_FRAGMENTO DE TEXTO_.
····················

La ONU y organizaciones internacionales han documentado uso indiscriminado de armamento de alto poder, bombardeos a zonas de desplazamiento forzado, ejecuciones extrajudiciales y obstrucción deliberada de ayuda alimentaria y médica, actos que podrían constituir crímenes de guerra y de lesa humanidad.
Este llamado pontificio se produce en un momento de creciente presión global para detener lo que numerosos académicos y juristas -incluidos especialistas en derecho internacional- han calificado como un “genocidio en desarrollo” por parte del Estado de Israel contra el pueblo palestino.
Hasta ahora, gobiernos occidentales -encabezados por Estados Unidos- se han resistido a imponer sanciones concretas a Israel, a pesar de las múltiples resoluciones de la ONU que exigen el cese inmediato de las hostilidades.

····················

_Registros extraídos de un conjunto de datos_.
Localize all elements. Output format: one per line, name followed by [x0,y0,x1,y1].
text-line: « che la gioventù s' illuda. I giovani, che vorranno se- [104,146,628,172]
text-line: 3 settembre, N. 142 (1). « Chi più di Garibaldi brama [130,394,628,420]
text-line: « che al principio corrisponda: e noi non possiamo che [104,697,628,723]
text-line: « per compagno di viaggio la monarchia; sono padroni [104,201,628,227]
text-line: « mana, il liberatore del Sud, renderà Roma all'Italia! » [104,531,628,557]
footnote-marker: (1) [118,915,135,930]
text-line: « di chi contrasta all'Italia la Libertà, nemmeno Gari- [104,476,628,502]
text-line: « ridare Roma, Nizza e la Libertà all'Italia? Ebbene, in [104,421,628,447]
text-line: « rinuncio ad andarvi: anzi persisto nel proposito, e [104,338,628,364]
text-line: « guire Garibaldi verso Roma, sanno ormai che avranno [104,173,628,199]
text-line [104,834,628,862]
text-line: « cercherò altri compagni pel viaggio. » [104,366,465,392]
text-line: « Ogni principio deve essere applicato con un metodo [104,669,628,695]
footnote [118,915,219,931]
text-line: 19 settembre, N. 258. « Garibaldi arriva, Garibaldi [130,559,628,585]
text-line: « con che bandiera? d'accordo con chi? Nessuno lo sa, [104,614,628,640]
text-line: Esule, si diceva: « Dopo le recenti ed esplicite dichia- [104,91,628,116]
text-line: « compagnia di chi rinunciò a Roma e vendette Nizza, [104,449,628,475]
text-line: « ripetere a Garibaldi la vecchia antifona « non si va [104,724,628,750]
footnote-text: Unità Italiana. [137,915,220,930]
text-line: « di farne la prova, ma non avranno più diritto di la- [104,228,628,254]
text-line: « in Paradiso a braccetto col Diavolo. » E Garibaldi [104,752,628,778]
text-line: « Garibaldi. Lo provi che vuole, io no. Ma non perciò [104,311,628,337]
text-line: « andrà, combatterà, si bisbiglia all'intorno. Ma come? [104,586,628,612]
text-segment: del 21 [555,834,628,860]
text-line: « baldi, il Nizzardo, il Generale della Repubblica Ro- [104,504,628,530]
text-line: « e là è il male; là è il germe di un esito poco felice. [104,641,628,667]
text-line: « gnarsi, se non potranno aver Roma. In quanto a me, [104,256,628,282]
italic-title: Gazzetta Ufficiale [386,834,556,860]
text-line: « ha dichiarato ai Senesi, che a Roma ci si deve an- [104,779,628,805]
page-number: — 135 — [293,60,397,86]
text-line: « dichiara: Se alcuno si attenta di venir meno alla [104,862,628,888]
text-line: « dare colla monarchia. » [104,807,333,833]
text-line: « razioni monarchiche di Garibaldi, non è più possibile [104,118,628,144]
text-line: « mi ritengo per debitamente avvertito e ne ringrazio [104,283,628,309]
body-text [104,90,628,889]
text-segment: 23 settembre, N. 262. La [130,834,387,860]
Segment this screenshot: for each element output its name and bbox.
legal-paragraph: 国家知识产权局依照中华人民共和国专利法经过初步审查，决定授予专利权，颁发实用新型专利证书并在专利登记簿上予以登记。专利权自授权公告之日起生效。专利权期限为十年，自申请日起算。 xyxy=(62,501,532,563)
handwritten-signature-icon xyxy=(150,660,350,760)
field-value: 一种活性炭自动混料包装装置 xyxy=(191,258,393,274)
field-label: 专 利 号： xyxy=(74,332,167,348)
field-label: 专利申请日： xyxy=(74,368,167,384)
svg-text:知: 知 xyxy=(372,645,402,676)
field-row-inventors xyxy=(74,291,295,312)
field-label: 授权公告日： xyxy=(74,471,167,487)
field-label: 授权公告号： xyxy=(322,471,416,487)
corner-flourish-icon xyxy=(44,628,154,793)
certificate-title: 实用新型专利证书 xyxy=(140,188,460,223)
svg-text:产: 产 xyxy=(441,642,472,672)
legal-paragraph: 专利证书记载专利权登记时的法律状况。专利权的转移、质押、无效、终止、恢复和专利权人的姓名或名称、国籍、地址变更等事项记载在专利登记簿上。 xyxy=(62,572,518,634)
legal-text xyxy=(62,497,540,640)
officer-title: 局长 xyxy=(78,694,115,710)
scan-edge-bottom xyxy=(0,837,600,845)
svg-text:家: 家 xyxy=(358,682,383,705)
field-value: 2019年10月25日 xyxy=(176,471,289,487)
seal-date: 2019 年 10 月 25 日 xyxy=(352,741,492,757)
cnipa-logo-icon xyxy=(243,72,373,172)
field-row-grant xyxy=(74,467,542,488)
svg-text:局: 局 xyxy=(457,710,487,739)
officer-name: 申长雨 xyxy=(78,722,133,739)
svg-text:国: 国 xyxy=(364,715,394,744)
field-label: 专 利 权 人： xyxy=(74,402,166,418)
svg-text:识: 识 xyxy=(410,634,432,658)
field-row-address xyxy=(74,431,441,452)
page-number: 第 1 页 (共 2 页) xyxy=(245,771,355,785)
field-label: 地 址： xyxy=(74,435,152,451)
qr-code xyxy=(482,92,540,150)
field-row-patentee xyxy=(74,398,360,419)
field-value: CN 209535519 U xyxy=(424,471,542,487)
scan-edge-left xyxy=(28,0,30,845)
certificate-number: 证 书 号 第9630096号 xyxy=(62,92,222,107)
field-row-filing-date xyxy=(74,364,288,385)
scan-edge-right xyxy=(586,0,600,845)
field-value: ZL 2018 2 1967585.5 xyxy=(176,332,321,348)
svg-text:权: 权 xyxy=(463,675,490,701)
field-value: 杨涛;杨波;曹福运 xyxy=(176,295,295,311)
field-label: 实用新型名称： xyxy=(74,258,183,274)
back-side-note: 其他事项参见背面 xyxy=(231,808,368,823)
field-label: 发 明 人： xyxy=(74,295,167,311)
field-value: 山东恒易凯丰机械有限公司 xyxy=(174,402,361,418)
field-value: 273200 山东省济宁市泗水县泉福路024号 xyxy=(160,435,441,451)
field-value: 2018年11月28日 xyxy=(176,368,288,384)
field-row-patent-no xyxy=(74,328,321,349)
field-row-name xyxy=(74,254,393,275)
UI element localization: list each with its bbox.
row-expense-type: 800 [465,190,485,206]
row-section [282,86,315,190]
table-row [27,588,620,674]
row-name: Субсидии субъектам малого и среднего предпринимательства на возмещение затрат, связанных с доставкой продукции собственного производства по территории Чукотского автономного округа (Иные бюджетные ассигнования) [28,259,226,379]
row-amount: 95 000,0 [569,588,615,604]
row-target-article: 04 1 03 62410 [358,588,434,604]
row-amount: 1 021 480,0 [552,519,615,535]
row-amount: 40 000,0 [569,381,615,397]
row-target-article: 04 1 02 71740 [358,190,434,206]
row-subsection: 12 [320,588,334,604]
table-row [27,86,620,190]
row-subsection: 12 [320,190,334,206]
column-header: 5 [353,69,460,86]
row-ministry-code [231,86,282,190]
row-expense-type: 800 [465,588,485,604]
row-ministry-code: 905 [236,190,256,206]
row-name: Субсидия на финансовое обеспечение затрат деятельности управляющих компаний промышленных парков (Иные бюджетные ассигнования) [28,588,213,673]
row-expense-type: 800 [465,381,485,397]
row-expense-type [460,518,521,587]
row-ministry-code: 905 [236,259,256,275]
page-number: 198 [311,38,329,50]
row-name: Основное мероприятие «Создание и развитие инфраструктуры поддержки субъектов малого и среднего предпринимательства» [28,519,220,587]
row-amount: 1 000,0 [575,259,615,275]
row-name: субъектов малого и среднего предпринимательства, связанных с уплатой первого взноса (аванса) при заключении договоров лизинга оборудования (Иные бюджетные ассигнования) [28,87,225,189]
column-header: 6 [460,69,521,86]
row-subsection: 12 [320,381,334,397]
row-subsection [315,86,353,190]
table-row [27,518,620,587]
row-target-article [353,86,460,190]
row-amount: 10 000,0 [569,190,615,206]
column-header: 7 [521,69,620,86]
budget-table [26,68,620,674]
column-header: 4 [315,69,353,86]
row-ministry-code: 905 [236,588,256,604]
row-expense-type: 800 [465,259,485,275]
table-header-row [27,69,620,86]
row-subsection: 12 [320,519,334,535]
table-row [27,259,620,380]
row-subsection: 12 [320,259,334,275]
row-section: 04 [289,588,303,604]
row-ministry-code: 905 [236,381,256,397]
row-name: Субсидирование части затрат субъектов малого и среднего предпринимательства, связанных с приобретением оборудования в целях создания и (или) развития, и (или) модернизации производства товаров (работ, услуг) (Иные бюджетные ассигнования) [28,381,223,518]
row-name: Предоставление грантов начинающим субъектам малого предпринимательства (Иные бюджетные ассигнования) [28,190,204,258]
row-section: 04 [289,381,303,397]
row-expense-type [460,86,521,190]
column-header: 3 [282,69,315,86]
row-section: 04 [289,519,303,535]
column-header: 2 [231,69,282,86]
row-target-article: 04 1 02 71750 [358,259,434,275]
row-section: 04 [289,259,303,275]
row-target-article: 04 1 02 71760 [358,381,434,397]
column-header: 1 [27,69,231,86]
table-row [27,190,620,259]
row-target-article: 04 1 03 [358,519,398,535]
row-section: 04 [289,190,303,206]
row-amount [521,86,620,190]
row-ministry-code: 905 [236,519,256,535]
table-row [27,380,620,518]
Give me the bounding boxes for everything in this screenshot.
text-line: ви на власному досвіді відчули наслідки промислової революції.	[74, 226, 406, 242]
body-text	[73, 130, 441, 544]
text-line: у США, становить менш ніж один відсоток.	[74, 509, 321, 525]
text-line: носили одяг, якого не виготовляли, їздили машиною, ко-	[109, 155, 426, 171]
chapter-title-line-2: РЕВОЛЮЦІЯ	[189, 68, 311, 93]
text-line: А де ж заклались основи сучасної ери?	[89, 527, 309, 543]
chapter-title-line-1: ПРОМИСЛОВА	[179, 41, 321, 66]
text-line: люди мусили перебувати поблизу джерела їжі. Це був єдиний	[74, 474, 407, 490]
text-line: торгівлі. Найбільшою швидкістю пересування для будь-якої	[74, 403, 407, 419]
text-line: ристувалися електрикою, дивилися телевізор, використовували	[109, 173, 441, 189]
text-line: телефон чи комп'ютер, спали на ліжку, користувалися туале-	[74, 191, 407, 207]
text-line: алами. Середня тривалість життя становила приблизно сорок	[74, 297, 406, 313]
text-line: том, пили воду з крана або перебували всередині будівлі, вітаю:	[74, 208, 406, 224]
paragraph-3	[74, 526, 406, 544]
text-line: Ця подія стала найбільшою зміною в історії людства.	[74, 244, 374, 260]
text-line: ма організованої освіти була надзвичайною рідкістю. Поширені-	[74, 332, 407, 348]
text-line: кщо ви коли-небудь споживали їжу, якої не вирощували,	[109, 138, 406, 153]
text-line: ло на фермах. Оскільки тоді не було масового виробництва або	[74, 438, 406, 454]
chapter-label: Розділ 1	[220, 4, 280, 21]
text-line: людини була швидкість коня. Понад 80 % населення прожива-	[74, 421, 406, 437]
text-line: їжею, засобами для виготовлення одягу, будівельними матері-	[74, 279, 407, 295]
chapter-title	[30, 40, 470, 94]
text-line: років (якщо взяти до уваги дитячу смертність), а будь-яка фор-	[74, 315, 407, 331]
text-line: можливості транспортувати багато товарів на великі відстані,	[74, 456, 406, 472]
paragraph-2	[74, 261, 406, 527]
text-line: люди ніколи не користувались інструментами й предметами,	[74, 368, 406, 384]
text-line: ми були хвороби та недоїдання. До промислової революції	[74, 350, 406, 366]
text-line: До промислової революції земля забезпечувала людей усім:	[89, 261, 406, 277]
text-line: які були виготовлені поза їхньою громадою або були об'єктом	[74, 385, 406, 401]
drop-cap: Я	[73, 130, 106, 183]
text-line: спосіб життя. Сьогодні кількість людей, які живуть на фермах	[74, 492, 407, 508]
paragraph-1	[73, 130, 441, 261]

····················

_PROBLEMAS Y TAREAS_.
1 > Imprima la porción del texto sobre Israel y el pueblo palestino que comienza en "Hasta ahora, gobiernos" y termina en "de las hostilidades.".
2 > Prosiga el texto sobre Israel y el pueblo palestino a partir de su última oración.

_RESPUESTAS_.
1 >
Hasta ahora, gobiernos occidentales -encabezados por Estados Unidos- se han resistido a imponer sanciones concretas a Israel, a pesar de las múltiples resoluciones de la ONU que exigen el cese inmediato de las hostilidades.

2 >
El jefe del Vaticano ha mantenido una postura crítica frente a la ocupación israelí y en las últimas semanas ha incrementado su diplomacia a favor del cese al fuego. Analistas ven en las declaraciones del Papa León XIV un reflejo del malestar dentro de la Iglesia católica por la pasividad de la comunidad internacional.
Mientras tanto, la población civil en Gaza sigue resistiendo en condiciones infrahumanas, con más de 1.7 millones de desplazados y un riesgo inminente de hambruna masiva.
En este mismo contexto, las fuerzas israelíes asesinaron el 25 de agosto del presente año a una veintena de personas, entre ellas cinco periodistas, durante un ataque al hospital Nasser, en el sur de la Franja de Gaza.
Según cifras extraoficiales, con los asesinatos de hoy suman casi 280 los periodistas abatidos desde el inicio de la embestida de Israel en ese territorio palestino, el 7 de octubre de 2023, tras los ataques liderados por Hamas en el sur de Israel. Los muertos en Gaza a la fecha superan los 61.000.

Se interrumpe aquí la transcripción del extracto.